[Data records]
━━━━━━

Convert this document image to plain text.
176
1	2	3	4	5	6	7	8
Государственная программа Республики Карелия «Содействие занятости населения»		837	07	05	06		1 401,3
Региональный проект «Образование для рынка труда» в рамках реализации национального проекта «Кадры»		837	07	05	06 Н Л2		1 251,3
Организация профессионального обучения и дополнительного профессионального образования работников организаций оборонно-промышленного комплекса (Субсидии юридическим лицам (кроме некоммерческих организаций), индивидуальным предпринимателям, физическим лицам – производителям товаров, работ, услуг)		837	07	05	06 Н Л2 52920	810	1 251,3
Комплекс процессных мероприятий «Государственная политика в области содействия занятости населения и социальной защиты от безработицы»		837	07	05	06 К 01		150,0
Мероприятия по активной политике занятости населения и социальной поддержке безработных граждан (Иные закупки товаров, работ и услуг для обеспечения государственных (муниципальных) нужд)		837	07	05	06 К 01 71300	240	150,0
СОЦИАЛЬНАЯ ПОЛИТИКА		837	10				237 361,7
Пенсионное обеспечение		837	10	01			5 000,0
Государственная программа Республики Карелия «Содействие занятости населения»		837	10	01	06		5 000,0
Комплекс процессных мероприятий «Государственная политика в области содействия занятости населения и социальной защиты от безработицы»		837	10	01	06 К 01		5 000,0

━━━━━━

* **Stated exercise**: Copy out each line exactly as written.

* **Result**:
Convert this document image to plain text.
176
1	2	3	4	5	6	7	8
Государственная программа Республики Карелия «Содействие занятости населения»		837	07	05	06		1 401,3
Региональный проект «Образование для рынка труда» в рамках реализации национального проекта «Кадры»		837	07	05	06 Н Л2		1 251,3
Организация профессионального обучения и дополнительного профессионального образования работников организаций оборонно-промышленного комплекса (Субсидии юридическим лицам (кроме некоммерческих организаций), индивидуальным предпринимателям, физическим лицам – производителям товаров, работ, услуг)		837	07	05	06 Н Л2 52920	810	1 251,3
Комплекс процессных мероприятий «Государственная политика в области содействия занятости населения и социальной защиты от безработицы»		837	07	05	06 К 01		150,0
Мероприятия по активной политике занятости населения и социальной поддержке безработных граждан (Иные закупки товаров, работ и услуг для обеспечения государственных (муниципальных) нужд)		837	07	05	06 К 01 71300	240	150,0
СОЦИАЛЬНАЯ ПОЛИТИКА		837	10				237 361,7
Пенсионное обеспечение		837	10	01			5 000,0
Государственная программа Республики Карелия «Содействие занятости населения»		837	10	01	06		5 000,0
Комплекс процессных мероприятий «Государственная политика в области содействия занятости населения и социальной защиты от безработицы»		837	10	01	06 К 01		5 000,0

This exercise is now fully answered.